## Problem
Keep only the lines of the data below that contain "reste", and copy them.

Data entries
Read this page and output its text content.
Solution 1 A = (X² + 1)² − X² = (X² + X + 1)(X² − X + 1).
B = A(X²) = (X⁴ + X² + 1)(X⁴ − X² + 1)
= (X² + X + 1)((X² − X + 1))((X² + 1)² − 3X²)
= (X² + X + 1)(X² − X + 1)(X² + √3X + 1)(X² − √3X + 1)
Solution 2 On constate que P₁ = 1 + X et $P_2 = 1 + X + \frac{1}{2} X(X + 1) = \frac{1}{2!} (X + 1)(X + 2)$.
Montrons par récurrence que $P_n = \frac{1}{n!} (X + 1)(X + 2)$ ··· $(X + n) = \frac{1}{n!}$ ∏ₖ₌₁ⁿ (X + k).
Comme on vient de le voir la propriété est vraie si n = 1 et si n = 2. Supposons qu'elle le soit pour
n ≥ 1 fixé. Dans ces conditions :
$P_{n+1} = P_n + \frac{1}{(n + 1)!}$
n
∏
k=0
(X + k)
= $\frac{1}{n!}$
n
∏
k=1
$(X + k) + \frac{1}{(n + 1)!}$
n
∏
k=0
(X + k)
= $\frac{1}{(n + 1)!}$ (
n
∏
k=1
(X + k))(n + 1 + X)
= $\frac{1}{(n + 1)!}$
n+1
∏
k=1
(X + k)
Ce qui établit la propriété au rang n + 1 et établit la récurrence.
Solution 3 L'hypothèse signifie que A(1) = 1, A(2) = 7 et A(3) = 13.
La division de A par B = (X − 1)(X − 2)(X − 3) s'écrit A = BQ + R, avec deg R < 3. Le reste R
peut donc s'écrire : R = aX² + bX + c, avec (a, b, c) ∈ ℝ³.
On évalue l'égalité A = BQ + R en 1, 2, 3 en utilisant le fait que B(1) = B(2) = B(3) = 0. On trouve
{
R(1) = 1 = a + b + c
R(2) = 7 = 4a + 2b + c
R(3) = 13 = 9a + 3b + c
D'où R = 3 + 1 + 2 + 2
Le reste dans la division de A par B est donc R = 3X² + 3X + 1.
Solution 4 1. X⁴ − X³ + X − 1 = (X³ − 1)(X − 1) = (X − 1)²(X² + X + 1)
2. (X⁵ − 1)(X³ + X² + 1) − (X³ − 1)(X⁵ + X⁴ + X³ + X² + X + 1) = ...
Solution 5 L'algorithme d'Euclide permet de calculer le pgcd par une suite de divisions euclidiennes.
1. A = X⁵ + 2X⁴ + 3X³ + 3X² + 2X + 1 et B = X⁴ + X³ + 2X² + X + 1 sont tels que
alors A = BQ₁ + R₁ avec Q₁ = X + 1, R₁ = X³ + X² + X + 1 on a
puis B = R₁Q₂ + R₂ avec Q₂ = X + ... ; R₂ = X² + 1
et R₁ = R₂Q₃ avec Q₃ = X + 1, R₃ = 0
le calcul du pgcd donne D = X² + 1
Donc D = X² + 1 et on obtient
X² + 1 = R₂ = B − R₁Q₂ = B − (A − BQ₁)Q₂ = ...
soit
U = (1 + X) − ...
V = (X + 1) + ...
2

## Solution for this problem
La division de A par B = (X − 1)(X − 2)(X − 3) s'écrit A = BQ + R, avec deg R < 3. Le reste R
Le reste dans la division de A par B est donc R = 3X² + 3X + 1.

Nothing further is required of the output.